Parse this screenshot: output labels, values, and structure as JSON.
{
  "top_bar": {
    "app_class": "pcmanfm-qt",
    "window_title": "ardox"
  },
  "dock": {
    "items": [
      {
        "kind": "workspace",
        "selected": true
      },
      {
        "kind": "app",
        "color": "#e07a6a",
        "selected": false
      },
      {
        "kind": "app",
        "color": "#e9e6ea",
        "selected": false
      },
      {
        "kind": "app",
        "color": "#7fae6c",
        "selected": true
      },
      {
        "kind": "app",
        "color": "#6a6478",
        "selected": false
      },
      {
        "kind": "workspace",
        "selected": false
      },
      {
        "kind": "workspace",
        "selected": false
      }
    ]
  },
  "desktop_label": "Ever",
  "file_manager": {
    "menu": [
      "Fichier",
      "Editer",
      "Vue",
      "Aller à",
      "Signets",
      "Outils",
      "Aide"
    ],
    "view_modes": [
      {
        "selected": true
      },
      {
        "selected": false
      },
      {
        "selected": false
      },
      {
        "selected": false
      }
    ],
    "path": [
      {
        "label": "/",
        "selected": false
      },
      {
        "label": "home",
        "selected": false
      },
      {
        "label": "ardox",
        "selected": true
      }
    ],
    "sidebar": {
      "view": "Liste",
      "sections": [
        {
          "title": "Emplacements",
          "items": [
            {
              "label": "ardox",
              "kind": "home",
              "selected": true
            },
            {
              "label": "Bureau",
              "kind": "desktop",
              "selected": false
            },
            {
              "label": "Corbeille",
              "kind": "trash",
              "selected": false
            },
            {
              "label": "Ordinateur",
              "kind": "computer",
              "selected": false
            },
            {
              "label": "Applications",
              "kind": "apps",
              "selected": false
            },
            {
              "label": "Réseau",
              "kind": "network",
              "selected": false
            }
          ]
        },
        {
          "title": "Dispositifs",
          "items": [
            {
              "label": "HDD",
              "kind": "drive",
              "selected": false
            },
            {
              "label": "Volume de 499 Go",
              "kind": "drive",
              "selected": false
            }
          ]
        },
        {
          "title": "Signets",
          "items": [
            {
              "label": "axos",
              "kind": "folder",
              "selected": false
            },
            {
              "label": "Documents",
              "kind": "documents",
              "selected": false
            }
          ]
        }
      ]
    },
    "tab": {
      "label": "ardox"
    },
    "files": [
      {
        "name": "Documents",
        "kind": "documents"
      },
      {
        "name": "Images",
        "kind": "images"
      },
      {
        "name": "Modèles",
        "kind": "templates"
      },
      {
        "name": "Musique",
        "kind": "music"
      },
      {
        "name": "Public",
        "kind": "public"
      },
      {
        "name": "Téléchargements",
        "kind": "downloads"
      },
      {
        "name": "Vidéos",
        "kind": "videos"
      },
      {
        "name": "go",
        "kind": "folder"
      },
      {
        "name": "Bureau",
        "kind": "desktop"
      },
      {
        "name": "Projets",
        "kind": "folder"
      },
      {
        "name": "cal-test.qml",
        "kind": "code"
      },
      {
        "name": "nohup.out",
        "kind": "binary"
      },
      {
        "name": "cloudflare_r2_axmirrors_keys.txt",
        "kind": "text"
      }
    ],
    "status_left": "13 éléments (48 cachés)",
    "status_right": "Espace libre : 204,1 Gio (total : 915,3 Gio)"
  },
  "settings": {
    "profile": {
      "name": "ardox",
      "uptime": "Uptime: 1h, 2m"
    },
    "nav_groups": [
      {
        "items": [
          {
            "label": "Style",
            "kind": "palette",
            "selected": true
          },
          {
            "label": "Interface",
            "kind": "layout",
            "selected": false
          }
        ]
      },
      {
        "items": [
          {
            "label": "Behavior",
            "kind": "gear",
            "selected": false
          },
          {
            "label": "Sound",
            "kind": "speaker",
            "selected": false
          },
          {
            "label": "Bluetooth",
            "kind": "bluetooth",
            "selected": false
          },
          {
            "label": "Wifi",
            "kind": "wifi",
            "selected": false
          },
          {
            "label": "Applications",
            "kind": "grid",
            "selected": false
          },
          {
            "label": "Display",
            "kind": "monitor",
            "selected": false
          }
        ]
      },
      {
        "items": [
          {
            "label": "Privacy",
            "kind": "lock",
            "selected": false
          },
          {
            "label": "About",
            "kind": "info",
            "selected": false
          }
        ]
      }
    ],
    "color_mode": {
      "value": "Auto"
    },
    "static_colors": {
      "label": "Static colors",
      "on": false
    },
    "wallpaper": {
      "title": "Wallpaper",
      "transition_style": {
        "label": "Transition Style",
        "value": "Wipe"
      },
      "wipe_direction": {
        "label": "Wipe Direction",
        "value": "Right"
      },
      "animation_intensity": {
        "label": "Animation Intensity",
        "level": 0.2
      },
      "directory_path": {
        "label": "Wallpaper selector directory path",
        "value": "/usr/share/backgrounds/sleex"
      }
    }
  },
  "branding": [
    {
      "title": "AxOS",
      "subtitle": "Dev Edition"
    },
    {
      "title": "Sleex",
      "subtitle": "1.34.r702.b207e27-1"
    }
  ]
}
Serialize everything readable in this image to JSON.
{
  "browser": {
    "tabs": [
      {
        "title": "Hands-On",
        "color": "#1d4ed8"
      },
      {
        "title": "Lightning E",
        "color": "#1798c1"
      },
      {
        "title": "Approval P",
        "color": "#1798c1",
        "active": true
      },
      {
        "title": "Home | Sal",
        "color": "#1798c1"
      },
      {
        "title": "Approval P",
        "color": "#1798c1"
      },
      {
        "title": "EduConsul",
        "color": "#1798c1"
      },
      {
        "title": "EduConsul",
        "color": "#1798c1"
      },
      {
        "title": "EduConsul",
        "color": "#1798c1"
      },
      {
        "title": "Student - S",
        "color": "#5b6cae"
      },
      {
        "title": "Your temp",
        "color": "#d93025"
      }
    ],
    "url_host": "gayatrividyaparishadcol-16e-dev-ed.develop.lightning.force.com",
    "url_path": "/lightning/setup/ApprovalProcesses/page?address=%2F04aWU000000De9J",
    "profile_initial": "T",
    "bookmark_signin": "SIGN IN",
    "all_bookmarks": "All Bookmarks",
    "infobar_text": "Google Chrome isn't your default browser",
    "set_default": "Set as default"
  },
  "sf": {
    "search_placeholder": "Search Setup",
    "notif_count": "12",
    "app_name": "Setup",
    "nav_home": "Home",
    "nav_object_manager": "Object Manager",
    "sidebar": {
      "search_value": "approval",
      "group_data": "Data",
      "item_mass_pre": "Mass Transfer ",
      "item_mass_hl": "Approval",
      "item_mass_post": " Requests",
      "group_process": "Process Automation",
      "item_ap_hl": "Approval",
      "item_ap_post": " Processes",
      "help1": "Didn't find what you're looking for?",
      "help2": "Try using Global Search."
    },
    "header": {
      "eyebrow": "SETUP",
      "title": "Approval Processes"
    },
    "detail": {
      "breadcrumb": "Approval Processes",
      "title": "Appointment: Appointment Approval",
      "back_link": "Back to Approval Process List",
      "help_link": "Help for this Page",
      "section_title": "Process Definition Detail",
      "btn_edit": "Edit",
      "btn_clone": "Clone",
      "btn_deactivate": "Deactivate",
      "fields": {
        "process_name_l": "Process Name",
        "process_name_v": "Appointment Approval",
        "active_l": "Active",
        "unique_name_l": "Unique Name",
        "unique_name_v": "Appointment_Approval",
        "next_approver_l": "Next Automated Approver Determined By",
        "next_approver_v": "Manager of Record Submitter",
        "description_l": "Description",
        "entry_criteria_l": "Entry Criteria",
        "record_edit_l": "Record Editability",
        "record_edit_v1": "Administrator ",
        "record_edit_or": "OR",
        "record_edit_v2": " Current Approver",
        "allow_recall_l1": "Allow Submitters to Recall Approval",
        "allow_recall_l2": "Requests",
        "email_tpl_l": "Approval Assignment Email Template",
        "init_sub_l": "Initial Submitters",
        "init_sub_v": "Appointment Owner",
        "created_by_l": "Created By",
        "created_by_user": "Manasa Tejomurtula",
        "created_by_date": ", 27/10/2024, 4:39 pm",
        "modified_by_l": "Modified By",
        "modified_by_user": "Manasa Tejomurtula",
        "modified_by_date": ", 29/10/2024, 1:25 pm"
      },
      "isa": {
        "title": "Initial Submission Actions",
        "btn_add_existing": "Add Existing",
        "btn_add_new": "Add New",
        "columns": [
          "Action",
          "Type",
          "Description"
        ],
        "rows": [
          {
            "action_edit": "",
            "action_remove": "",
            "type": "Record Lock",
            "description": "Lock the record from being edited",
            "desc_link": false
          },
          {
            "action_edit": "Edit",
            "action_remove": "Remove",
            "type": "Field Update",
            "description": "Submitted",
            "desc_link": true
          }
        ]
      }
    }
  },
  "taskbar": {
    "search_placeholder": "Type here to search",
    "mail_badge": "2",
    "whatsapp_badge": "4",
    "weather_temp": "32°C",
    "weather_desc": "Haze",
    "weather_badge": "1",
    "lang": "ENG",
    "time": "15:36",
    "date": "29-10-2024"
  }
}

____

▶ _WHAT YOU ARE ASKED TO DO_: Which lines above contain "this"? Show each of them.

▶ _SOLUTION TO THE PROBLEM_:
Parse this screenshot: output labels, values, and structure as JSON.
Serialize everything readable in this image to JSON.
      "help_link": "Help for this Page",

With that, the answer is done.